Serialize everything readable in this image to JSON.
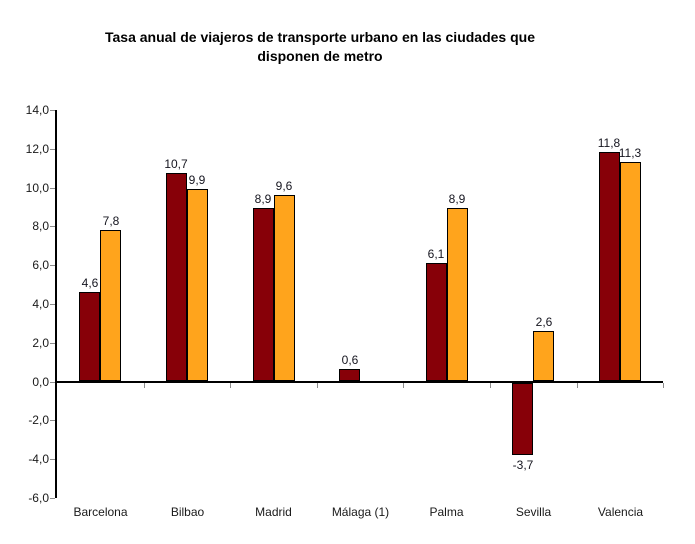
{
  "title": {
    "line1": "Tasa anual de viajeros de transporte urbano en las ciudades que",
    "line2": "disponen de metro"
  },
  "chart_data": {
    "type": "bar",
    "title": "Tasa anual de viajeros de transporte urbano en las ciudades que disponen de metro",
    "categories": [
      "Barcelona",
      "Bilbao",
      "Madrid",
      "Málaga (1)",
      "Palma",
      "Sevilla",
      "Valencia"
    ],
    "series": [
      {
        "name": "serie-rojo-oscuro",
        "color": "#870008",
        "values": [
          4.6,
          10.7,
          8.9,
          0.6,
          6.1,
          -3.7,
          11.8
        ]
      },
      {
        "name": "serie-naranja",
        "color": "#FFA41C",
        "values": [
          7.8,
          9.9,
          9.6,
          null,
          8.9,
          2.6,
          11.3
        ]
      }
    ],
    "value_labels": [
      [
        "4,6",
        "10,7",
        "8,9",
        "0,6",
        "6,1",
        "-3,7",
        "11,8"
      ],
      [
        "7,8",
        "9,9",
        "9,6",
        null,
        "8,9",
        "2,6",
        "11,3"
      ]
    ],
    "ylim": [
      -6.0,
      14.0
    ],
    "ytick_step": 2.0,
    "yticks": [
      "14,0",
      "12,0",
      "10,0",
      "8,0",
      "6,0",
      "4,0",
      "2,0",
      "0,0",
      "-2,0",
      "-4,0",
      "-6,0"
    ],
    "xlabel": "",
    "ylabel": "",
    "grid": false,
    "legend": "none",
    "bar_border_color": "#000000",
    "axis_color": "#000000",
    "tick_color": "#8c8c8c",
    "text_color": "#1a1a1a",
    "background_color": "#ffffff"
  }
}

* * *

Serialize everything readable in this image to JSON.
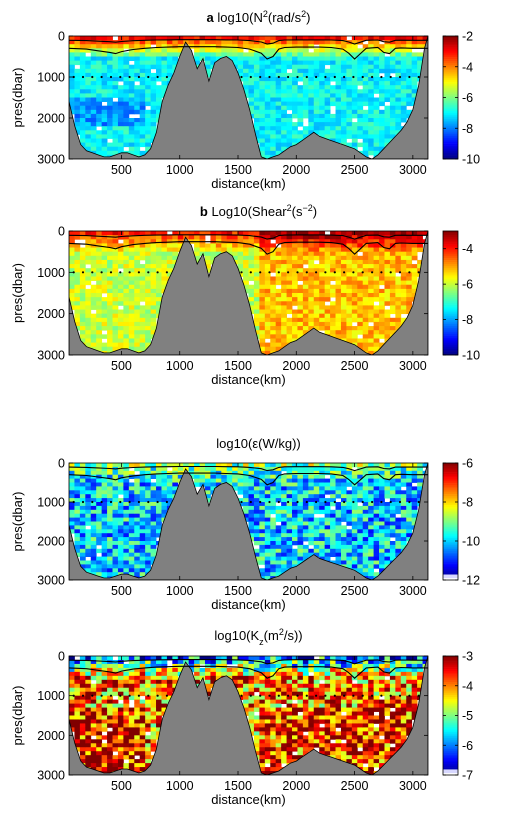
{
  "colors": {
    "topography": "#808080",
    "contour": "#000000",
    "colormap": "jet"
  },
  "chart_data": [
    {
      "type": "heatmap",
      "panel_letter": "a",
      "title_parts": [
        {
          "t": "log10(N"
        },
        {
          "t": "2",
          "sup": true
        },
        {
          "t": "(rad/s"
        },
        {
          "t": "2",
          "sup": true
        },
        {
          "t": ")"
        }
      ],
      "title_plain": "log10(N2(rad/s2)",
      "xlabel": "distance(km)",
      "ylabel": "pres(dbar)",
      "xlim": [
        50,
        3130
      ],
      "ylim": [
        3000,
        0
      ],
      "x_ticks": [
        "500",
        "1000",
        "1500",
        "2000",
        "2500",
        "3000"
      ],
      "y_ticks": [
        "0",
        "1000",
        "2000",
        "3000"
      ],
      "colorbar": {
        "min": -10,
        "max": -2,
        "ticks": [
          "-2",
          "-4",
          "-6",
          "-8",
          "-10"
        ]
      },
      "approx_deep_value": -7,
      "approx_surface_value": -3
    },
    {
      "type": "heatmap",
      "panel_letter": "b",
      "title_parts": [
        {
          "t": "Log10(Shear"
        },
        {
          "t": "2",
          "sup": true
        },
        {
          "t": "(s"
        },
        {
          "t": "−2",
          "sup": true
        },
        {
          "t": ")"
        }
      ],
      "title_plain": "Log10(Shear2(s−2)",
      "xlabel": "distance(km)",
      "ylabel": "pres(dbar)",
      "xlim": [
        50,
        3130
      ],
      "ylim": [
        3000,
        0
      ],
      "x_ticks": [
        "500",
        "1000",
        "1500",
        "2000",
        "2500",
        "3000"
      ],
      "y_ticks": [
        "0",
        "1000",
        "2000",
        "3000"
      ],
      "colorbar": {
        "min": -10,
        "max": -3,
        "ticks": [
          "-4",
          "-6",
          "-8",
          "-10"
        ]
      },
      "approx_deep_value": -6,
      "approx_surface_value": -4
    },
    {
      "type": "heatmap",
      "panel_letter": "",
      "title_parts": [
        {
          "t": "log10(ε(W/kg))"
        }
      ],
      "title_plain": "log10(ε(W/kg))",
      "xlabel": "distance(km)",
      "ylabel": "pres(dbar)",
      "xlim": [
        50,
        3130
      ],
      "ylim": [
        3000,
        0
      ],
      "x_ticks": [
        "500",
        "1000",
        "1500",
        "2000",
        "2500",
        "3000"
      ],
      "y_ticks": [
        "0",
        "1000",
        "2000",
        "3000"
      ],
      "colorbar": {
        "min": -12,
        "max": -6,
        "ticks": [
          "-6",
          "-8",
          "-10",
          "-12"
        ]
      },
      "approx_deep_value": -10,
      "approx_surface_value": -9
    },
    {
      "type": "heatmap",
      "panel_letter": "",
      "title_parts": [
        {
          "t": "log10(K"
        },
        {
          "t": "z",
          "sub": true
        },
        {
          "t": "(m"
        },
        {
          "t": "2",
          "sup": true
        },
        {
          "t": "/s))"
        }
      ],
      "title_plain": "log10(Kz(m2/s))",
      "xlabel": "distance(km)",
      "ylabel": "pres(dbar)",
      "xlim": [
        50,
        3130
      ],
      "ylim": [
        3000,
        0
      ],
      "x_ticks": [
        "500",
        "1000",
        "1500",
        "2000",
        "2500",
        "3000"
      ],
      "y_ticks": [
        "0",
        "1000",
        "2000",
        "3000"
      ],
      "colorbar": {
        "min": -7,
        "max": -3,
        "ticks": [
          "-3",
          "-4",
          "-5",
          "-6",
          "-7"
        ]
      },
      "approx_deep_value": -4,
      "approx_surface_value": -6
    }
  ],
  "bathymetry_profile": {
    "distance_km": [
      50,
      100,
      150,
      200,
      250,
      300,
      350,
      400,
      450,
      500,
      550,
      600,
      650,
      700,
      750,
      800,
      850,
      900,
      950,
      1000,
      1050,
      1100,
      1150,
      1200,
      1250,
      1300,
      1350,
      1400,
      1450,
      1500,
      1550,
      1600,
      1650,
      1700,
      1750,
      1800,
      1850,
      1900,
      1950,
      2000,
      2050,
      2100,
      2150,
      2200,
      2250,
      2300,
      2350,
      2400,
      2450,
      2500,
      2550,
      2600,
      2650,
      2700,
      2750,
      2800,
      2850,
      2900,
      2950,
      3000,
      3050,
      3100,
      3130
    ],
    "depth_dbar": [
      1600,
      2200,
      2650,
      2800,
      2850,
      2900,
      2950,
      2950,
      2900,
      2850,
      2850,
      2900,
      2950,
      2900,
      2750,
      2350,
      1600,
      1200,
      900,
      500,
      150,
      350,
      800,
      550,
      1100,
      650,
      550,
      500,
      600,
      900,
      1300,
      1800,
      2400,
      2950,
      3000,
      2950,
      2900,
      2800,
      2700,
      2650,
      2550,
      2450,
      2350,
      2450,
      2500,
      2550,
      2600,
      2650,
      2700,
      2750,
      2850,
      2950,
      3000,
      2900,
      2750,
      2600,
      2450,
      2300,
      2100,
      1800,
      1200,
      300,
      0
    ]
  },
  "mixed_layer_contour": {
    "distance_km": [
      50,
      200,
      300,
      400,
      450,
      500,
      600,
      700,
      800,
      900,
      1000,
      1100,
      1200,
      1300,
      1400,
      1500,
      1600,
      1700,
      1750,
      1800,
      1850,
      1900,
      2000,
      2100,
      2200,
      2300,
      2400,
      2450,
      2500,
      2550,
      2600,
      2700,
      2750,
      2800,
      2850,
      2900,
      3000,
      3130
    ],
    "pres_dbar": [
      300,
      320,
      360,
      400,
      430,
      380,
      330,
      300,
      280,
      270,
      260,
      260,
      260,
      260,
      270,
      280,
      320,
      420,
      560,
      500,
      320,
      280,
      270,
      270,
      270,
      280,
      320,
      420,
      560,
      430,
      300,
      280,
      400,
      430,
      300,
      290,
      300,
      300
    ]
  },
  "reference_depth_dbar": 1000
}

Work to be completed
Your answer should be a single number: how many lines of the material contain the word "metro".

Answer for this exercise
2